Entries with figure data
----
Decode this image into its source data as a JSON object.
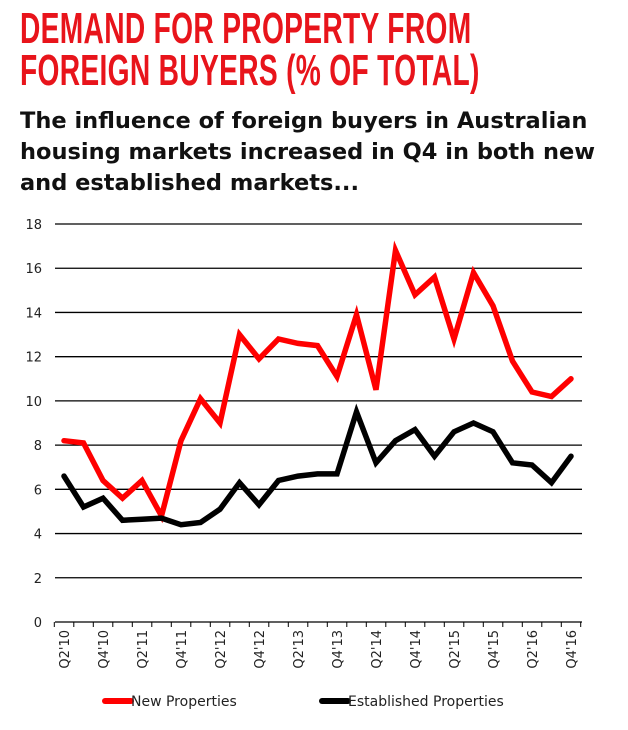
{
  "title": "DEMAND FOR PROPERTY FROM FOREIGN BUYERS (% OF TOTAL)",
  "subtitle": "The influence of foreign buyers in Australian housing markets increased in Q4 in both new and established markets...",
  "chart_data": {
    "type": "line",
    "title": "DEMAND FOR PROPERTY FROM FOREIGN BUYERS (% OF TOTAL)",
    "xlabel": "",
    "ylabel": "",
    "ylim": [
      0,
      18
    ],
    "yticks": [
      0,
      2,
      4,
      6,
      8,
      10,
      12,
      14,
      16,
      18
    ],
    "grid": true,
    "legend_placement": "bottom",
    "x": [
      "Q2'10",
      "Q3'10",
      "Q4'10",
      "Q1'11",
      "Q2'11",
      "Q3'11",
      "Q4'11",
      "Q1'12",
      "Q2'12",
      "Q3'12",
      "Q4'12",
      "Q1'13",
      "Q2'13",
      "Q3'13",
      "Q4'13",
      "Q1'14",
      "Q2'14",
      "Q3'14",
      "Q4'14",
      "Q1'15",
      "Q2'15",
      "Q3'15",
      "Q4'15",
      "Q1'16",
      "Q2'16",
      "Q3'16",
      "Q4'16"
    ],
    "xtick_labels": [
      "Q2'10",
      "Q4'10",
      "Q2'11",
      "Q4'11",
      "Q2'12",
      "Q4'12",
      "Q2'13",
      "Q4'13",
      "Q2'14",
      "Q4'14",
      "Q2'15",
      "Q4'15",
      "Q2'16",
      "Q4'16"
    ],
    "series": [
      {
        "name": "New Properties",
        "color": "#ff0000",
        "values": [
          8.2,
          8.1,
          6.4,
          5.6,
          6.4,
          4.8,
          8.2,
          10.1,
          9.0,
          13.0,
          11.9,
          12.8,
          12.6,
          12.5,
          11.1,
          13.9,
          10.5,
          16.8,
          14.8,
          15.6,
          12.8,
          15.8,
          14.3,
          11.8,
          10.4,
          10.2,
          11.0
        ]
      },
      {
        "name": "Established Properties",
        "color": "#000000",
        "values": [
          6.6,
          5.2,
          5.6,
          4.6,
          4.65,
          4.7,
          4.4,
          4.5,
          5.1,
          6.3,
          5.3,
          6.4,
          6.6,
          6.7,
          6.7,
          9.5,
          7.2,
          8.2,
          8.7,
          7.5,
          8.6,
          9.0,
          8.6,
          7.2,
          7.1,
          6.3,
          7.5
        ]
      }
    ]
  }
}
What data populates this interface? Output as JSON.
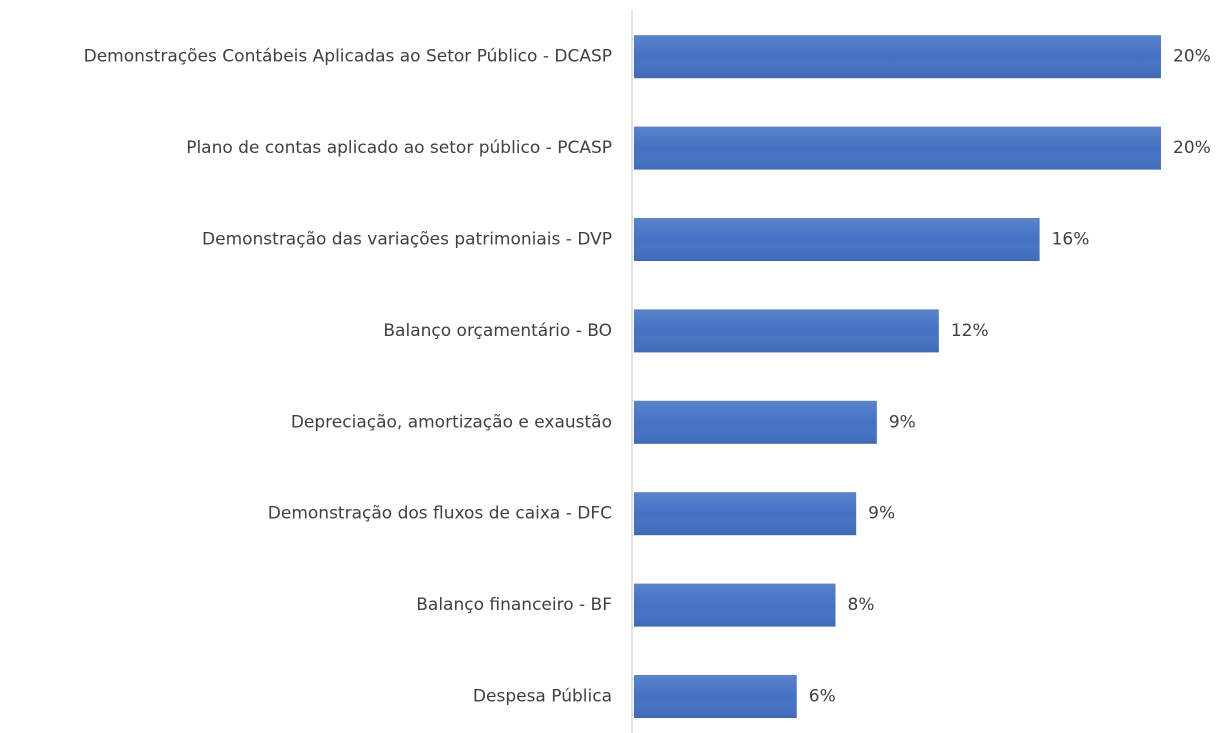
{
  "chart_data": {
    "type": "barh",
    "categories": [
      "Demonstrações Contábeis Aplicadas ao Setor Público - DCASP",
      "Plano de contas aplicado ao setor público - PCASP",
      "Demonstração das variações patrimoniais - DVP",
      "Balanço orçamentário - BO",
      "Depreciação, amortização e exaustão",
      "Demonstração dos fluxos de caixa - DFC",
      "Balanço financeiro - BF",
      "Despesa Pública"
    ],
    "values": [
      20.4,
      20.4,
      15.7,
      11.8,
      9.4,
      8.6,
      7.8,
      6.3
    ],
    "value_labels": [
      "20%",
      "20%",
      "16%",
      "12%",
      "9%",
      "9%",
      "8%",
      "6%"
    ],
    "color": "#4472c4",
    "xlim": [
      0,
      20.4
    ]
  }
}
----
— What is required —
Going through the entries above line by line, work out how many lines include the word "name". Only the number is required.

— Expected answer —
2